- What you should do: An exact copy of the records is required, minus the pictures they hold.

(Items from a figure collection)
○ ○ ○ ○ ○ ○ ○
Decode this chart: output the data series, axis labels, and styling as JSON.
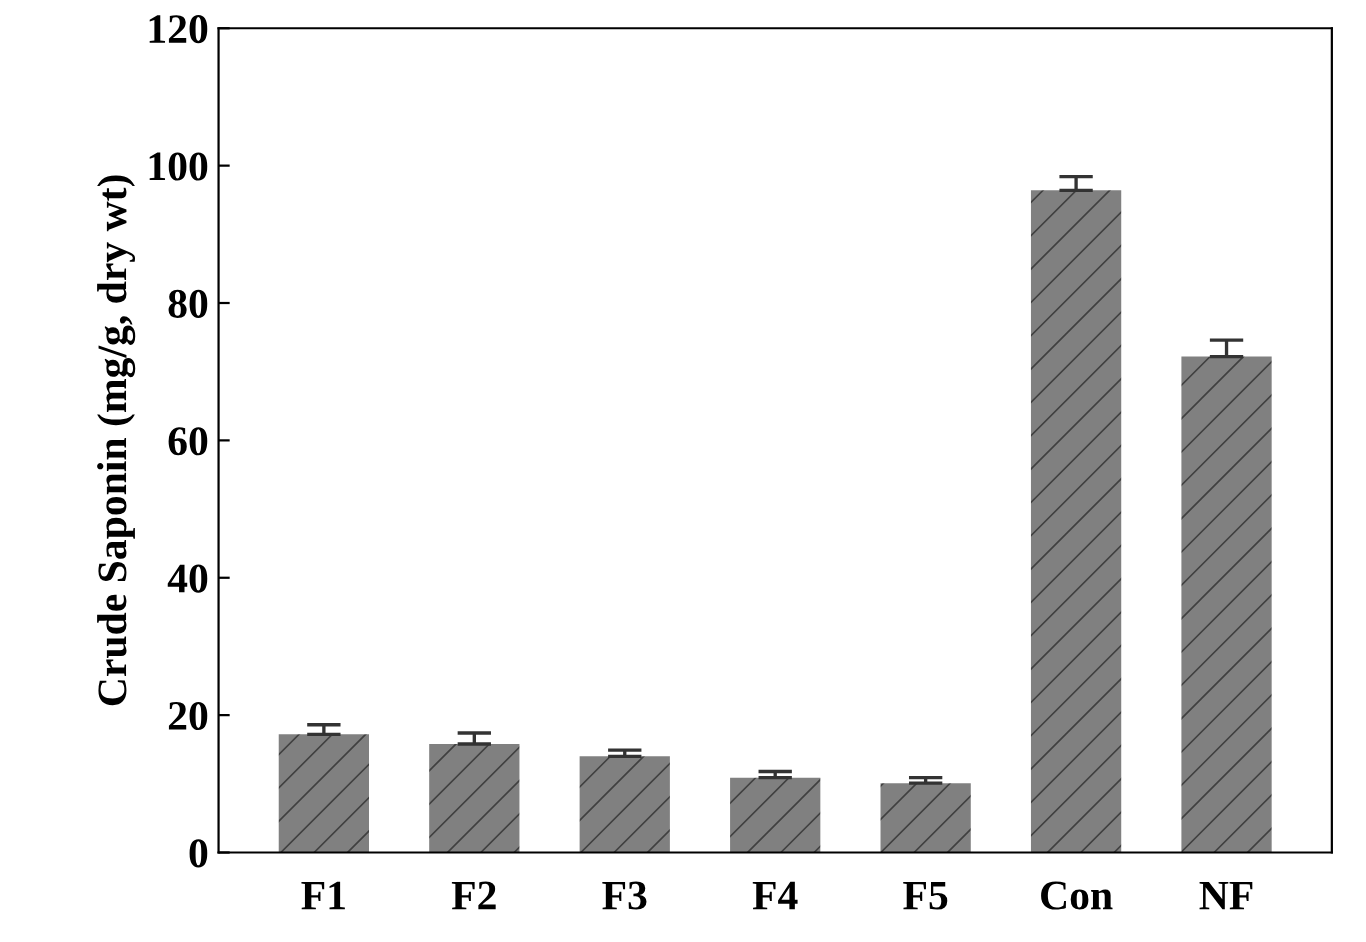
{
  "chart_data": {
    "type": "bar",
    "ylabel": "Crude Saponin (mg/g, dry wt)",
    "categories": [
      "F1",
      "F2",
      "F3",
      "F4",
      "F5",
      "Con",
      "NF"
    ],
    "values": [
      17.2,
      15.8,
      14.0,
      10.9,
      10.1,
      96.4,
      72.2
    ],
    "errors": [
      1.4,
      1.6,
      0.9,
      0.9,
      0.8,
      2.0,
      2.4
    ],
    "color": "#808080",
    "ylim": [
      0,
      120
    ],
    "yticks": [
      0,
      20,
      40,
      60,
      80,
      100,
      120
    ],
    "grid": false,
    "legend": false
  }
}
○ ○ ○ ○ ○ ○ ○
- Task answer:
Decode this chart: output the data series, axis labels, and styling as JSON.
{
  "chart_data": {
    "type": "bar",
    "ylabel": "Crude Saponin (mg/g, dry wt)",
    "categories": [
      "F1",
      "F2",
      "F3",
      "F4",
      "F5",
      "Con",
      "NF"
    ],
    "values": [
      17.2,
      15.8,
      14.0,
      10.9,
      10.1,
      96.4,
      72.2
    ],
    "errors": [
      1.4,
      1.6,
      0.9,
      0.9,
      0.8,
      2.0,
      2.4
    ],
    "color": "#808080",
    "ylim": [
      0,
      120
    ],
    "yticks": [
      0,
      20,
      40,
      60,
      80,
      100,
      120
    ],
    "grid": false,
    "legend": false
  }
}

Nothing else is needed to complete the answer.